**** Given data
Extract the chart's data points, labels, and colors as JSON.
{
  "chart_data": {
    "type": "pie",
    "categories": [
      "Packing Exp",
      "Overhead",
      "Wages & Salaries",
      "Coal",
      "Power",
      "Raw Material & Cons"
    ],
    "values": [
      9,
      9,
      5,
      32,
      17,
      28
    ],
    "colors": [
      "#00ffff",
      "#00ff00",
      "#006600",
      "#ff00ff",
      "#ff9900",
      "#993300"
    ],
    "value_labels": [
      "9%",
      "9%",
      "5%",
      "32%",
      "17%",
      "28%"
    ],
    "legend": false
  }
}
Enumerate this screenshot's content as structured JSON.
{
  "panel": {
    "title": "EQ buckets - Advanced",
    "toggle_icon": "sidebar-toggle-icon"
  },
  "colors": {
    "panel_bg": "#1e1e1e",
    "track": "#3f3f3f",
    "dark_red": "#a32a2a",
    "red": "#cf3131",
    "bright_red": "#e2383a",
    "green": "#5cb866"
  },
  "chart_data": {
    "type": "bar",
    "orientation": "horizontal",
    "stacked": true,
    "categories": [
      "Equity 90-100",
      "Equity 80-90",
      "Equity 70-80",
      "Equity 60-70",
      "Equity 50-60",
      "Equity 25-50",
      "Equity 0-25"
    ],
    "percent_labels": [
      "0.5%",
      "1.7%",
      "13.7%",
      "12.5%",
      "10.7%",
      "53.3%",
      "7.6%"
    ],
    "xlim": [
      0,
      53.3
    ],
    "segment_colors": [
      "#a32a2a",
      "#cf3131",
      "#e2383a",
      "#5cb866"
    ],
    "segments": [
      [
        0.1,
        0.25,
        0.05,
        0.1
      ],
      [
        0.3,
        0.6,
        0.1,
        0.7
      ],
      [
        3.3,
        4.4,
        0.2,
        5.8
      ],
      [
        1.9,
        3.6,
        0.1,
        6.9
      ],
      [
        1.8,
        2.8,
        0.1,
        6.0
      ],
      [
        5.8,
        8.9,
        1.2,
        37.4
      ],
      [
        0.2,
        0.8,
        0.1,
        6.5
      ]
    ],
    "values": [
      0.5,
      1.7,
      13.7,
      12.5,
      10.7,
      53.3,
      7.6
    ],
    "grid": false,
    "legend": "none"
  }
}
********
What the task requires: Take the entries above and copy them out exactly.

Exercise answer:
Extract the chart's data points, labels, and colors as JSON.
{
  "chart_data": {
    "type": "pie",
    "categories": [
      "Packing Exp",
      "Overhead",
      "Wages & Salaries",
      "Coal",
      "Power",
      "Raw Material & Cons"
    ],
    "values": [
      9,
      9,
      5,
      32,
      17,
      28
    ],
    "colors": [
      "#00ffff",
      "#00ff00",
      "#006600",
      "#ff00ff",
      "#ff9900",
      "#993300"
    ],
    "value_labels": [
      "9%",
      "9%",
      "5%",
      "32%",
      "17%",
      "28%"
    ],
    "legend": false
  }
}
Enumerate this screenshot's content as structured JSON.
{
  "panel": {
    "title": "EQ buckets - Advanced",
    "toggle_icon": "sidebar-toggle-icon"
  },
  "colors": {
    "panel_bg": "#1e1e1e",
    "track": "#3f3f3f",
    "dark_red": "#a32a2a",
    "red": "#cf3131",
    "bright_red": "#e2383a",
    "green": "#5cb866"
  },
  "chart_data": {
    "type": "bar",
    "orientation": "horizontal",
    "stacked": true,
    "categories": [
      "Equity 90-100",
      "Equity 80-90",
      "Equity 70-80",
      "Equity 60-70",
      "Equity 50-60",
      "Equity 25-50",
      "Equity 0-25"
    ],
    "percent_labels": [
      "0.5%",
      "1.7%",
      "13.7%",
      "12.5%",
      "10.7%",
      "53.3%",
      "7.6%"
    ],
    "xlim": [
      0,
      53.3
    ],
    "segment_colors": [
      "#a32a2a",
      "#cf3131",
      "#e2383a",
      "#5cb866"
    ],
    "segments": [
      [
        0.1,
        0.25,
        0.05,
        0.1
      ],
      [
        0.3,
        0.6,
        0.1,
        0.7
      ],
      [
        3.3,
        4.4,
        0.2,
        5.8
      ],
      [
        1.9,
        3.6,
        0.1,
        6.9
      ],
      [
        1.8,
        2.8,
        0.1,
        6.0
      ],
      [
        5.8,
        8.9,
        1.2,
        37.4
      ],
      [
        0.2,
        0.8,
        0.1,
        6.5
      ]
    ],
    "values": [
      0.5,
      1.7,
      13.7,
      12.5,
      10.7,
      53.3,
      7.6
    ],
    "grid": false,
    "legend": "none"
  }
}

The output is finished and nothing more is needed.